Available data =>
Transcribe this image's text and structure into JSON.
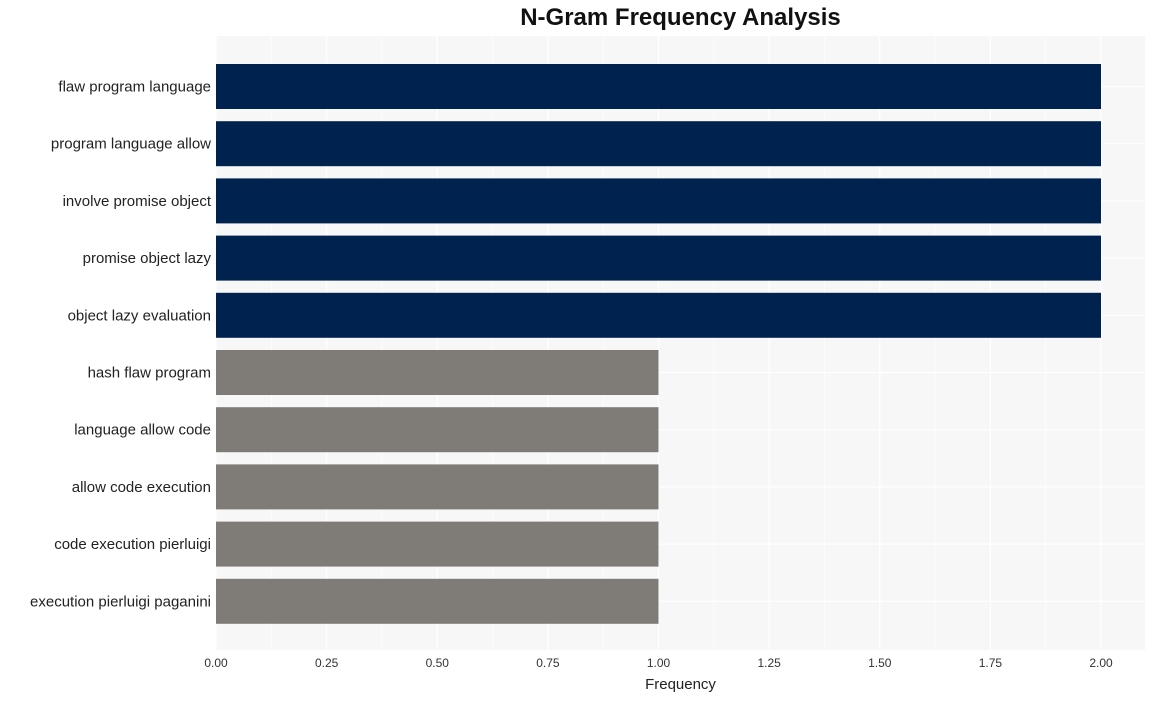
{
  "chart_data": {
    "type": "bar",
    "orientation": "horizontal",
    "title": "N-Gram Frequency Analysis",
    "xlabel": "Frequency",
    "ylabel": "",
    "xlim": [
      0,
      2.1
    ],
    "xticks": [
      "0.00",
      "0.25",
      "0.50",
      "0.75",
      "1.00",
      "1.25",
      "1.50",
      "1.75",
      "2.00"
    ],
    "grid": true,
    "categories": [
      "flaw program language",
      "program language allow",
      "involve promise object",
      "promise object lazy",
      "object lazy evaluation",
      "hash flaw program",
      "language allow code",
      "allow code execution",
      "code execution pierluigi",
      "execution pierluigi paganini"
    ],
    "values": [
      2,
      2,
      2,
      2,
      2,
      1,
      1,
      1,
      1,
      1
    ],
    "colors": {
      "high": "#00224e",
      "low": "#7f7c78",
      "panel": "#f7f7f7",
      "grid": "#ffffff"
    }
  }
}
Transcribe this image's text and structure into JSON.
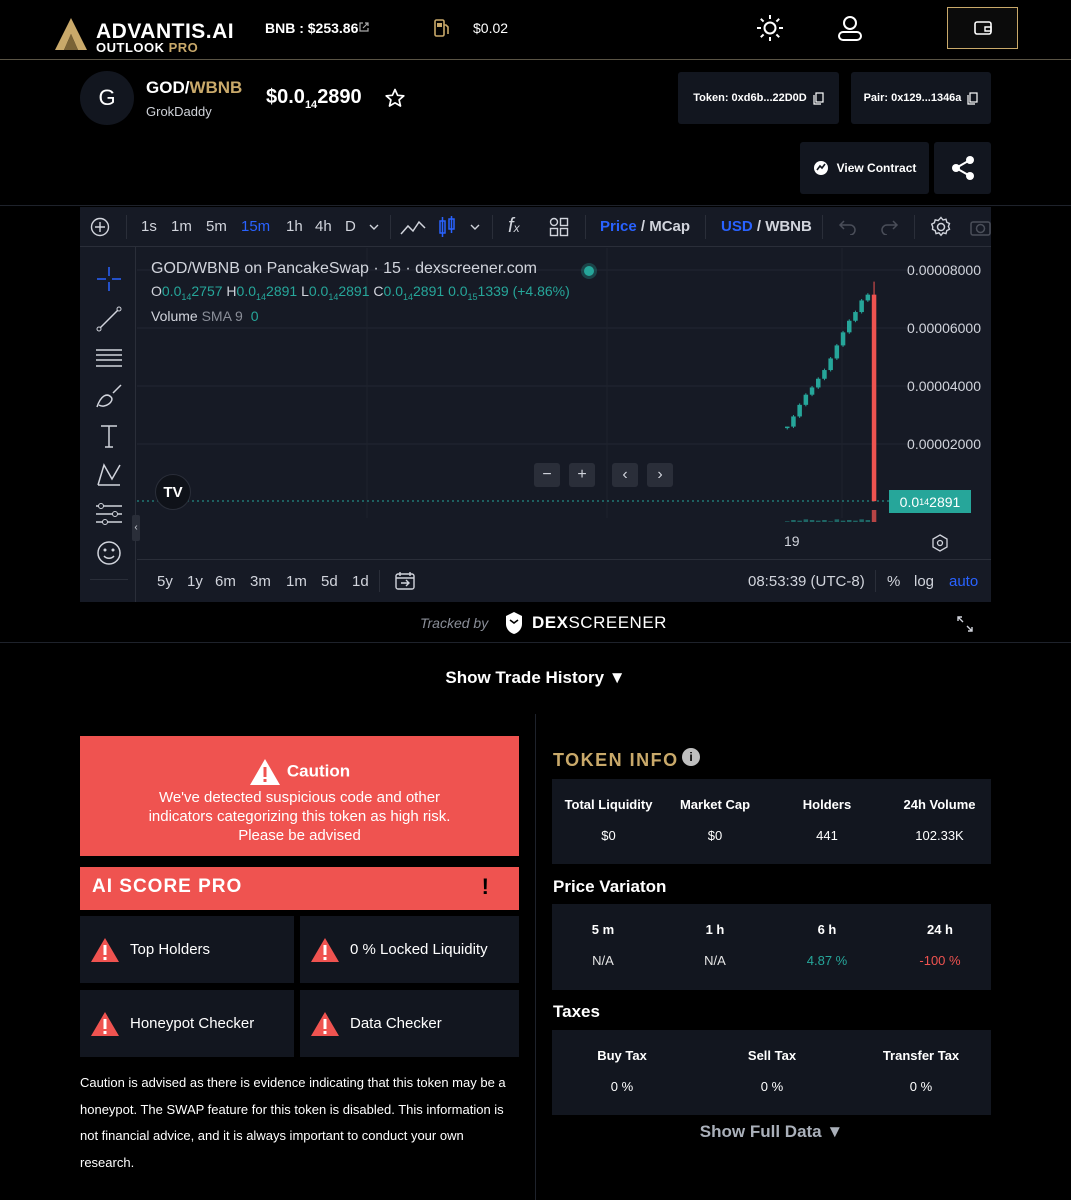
{
  "header": {
    "brand": "ADVANTIS.AI",
    "brand_sub_a": "OUTLOOK",
    "brand_sub_b": "PRO",
    "bnb_price": "BNB : $253.86",
    "gas_price": "$0.02"
  },
  "token": {
    "avatar_letter": "G",
    "base": "GOD/",
    "quote": "WBNB",
    "name": "GrokDaddy",
    "price_prefix": "$0.0",
    "price_zeros": "14",
    "price_suffix": "2890",
    "token_chip": "Token: 0xd6b...22D0D",
    "pair_chip": "Pair: 0x129...1346a",
    "view_contract": "View Contract"
  },
  "chart": {
    "toolbar": {
      "intervals": [
        "1s",
        "1m",
        "5m",
        "15m",
        "1h",
        "4h",
        "D"
      ],
      "active_interval": "15m",
      "price_label": "Price",
      "mcap_label": "MCap",
      "usd_label": "USD",
      "wbnb_label": "WBNB"
    },
    "legend_title": "GOD/WBNB on PancakeSwap · 15 · dexscreener.com",
    "ohlc": {
      "o_label": "O",
      "o_a": "0.0",
      "o_sub": "14",
      "o_b": "2757",
      "h_label": "H",
      "h_a": "0.0",
      "h_sub": "14",
      "h_b": "2891",
      "l_label": "L",
      "l_a": "0.0",
      "l_sub": "14",
      "l_b": "2891",
      "c_label": "C",
      "c_a": "0.0",
      "c_sub": "14",
      "c_b": "2891",
      "chg_a": "0.0",
      "chg_sub": "15",
      "chg_b": "1339",
      "chg_pct": "(+4.86%)"
    },
    "volume_label": "Volume",
    "sma_label": "SMA 9",
    "volume_value": "0",
    "y_ticks": [
      "0.00008000",
      "0.00006000",
      "0.00004000",
      "0.00002000"
    ],
    "last_price_a": "0.0",
    "last_price_sub": "14",
    "last_price_b": "2891",
    "x_tick": "19",
    "ranges": [
      "5y",
      "1y",
      "6m",
      "3m",
      "1m",
      "5d",
      "1d"
    ],
    "clock": "08:53:39 (UTC-8)",
    "pct": "%",
    "log": "log",
    "auto": "auto"
  },
  "chart_data": {
    "type": "candlestick",
    "title": "GOD/WBNB on PancakeSwap · 15 · dexscreener.com",
    "ylim": [
      0,
      9e-05
    ],
    "y_ticks": [
      2e-05,
      4e-05,
      6e-05,
      8e-05
    ],
    "x_tick_labels": [
      "19"
    ],
    "candles": [
      {
        "o": 2.55e-05,
        "h": 2.6e-05,
        "l": 2.5e-05,
        "c": 2.6e-05
      },
      {
        "o": 2.6e-05,
        "h": 3e-05,
        "l": 2.55e-05,
        "c": 2.95e-05
      },
      {
        "o": 2.95e-05,
        "h": 3.4e-05,
        "l": 2.9e-05,
        "c": 3.35e-05
      },
      {
        "o": 3.35e-05,
        "h": 3.75e-05,
        "l": 3.3e-05,
        "c": 3.7e-05
      },
      {
        "o": 3.7e-05,
        "h": 4e-05,
        "l": 3.65e-05,
        "c": 3.95e-05
      },
      {
        "o": 3.95e-05,
        "h": 4.3e-05,
        "l": 3.9e-05,
        "c": 4.25e-05
      },
      {
        "o": 4.25e-05,
        "h": 4.6e-05,
        "l": 4.2e-05,
        "c": 4.55e-05
      },
      {
        "o": 4.55e-05,
        "h": 5e-05,
        "l": 4.5e-05,
        "c": 4.95e-05
      },
      {
        "o": 4.95e-05,
        "h": 5.45e-05,
        "l": 4.9e-05,
        "c": 5.4e-05
      },
      {
        "o": 5.4e-05,
        "h": 5.9e-05,
        "l": 5.35e-05,
        "c": 5.85e-05
      },
      {
        "o": 5.85e-05,
        "h": 6.3e-05,
        "l": 5.8e-05,
        "c": 6.25e-05
      },
      {
        "o": 6.25e-05,
        "h": 6.6e-05,
        "l": 6.2e-05,
        "c": 6.55e-05
      },
      {
        "o": 6.55e-05,
        "h": 7e-05,
        "l": 6.5e-05,
        "c": 6.95e-05
      },
      {
        "o": 6.95e-05,
        "h": 7.2e-05,
        "l": 6.9e-05,
        "c": 7.15e-05
      },
      {
        "o": 7.15e-05,
        "h": 7.6e-05,
        "l": 2e-07,
        "c": 3e-07
      }
    ],
    "volumes": [
      1,
      3,
      2,
      4,
      3,
      2,
      3,
      1,
      4,
      2,
      3,
      2,
      4,
      3,
      18
    ]
  },
  "tracked": {
    "prefix": "Tracked by",
    "brand_a": "DEX",
    "brand_b": "SCREENER"
  },
  "trade_history": "Show Trade History ▼",
  "caution": {
    "title": "Caution",
    "desc": "We've detected suspicious code and other indicators categorizing this token as high risk. Please be advised"
  },
  "ai_score": {
    "title": "AI SCORE PRO",
    "mark": "!"
  },
  "checks": [
    "Top Holders",
    "0 % Locked Liquidity",
    "Honeypot Checker",
    "Data Checker"
  ],
  "note": "Caution is advised as there is evidence indicating that this token may be a honeypot. The SWAP feature for this token is disabled. This information is not financial advice, and it is always important to conduct your own research.",
  "token_info": {
    "title": "TOKEN INFO",
    "headers": [
      "Total Liquidity",
      "Market Cap",
      "Holders",
      "24h Volume"
    ],
    "values": [
      "$0",
      "$0",
      "441",
      "102.33K"
    ]
  },
  "price_variation": {
    "title": "Price Variaton",
    "headers": [
      "5 m",
      "1 h",
      "6 h",
      "24 h"
    ],
    "values": [
      "N/A",
      "N/A",
      "4.87 %",
      "-100 %"
    ],
    "colors": [
      "#e6e6e6",
      "#e6e6e6",
      "#26a69a",
      "#ef5350"
    ]
  },
  "taxes": {
    "title": "Taxes",
    "headers": [
      "Buy Tax",
      "Sell Tax",
      "Transfer Tax"
    ],
    "values": [
      "0 %",
      "0 %",
      "0 %"
    ]
  },
  "show_full": "Show Full Data ▼"
}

Set exercise =>
Which lines contain "flaw"? Show each of them.

Final result =>
      "flaw program language",
      "hash flaw program",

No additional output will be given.